Description of the task » Note each line where "icon" appears, and copy it.

╭─ Record excerpts

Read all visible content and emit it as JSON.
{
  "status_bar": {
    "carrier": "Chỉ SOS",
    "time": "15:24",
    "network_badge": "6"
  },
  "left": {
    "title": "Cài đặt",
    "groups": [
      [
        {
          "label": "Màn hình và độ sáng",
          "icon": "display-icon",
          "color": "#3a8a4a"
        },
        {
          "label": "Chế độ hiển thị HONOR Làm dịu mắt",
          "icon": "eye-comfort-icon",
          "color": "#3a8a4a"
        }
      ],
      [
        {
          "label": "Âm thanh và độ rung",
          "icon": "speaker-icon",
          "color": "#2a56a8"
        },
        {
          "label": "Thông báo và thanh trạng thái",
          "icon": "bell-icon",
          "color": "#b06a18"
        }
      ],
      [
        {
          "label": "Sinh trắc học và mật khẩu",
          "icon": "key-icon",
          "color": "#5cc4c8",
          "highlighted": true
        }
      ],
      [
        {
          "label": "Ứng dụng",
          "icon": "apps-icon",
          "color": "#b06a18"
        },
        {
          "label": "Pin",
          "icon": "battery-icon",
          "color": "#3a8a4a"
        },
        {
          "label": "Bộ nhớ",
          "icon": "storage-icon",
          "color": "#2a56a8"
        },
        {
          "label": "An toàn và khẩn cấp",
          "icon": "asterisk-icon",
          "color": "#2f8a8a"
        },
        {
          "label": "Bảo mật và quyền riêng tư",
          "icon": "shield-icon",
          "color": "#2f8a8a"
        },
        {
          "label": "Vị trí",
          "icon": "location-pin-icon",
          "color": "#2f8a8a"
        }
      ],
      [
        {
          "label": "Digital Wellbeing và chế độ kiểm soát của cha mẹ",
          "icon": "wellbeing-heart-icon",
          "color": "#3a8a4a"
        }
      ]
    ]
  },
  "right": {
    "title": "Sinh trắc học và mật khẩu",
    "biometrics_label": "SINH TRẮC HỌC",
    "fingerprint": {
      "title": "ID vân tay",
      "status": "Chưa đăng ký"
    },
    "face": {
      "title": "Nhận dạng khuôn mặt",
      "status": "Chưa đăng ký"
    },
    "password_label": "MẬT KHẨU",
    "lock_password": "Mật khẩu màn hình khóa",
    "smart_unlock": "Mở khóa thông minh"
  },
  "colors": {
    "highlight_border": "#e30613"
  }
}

╰─

Expected answer »
          "icon": "display-icon",
          "icon": "eye-comfort-icon",
          "icon": "speaker-icon",
          "icon": "bell-icon",
          "icon": "key-icon",
          "icon": "apps-icon",
          "icon": "battery-icon",
          "icon": "storage-icon",
          "icon": "asterisk-icon",
          "icon": "shield-icon",
          "icon": "location-pin-icon",
          "icon": "wellbeing-heart-icon",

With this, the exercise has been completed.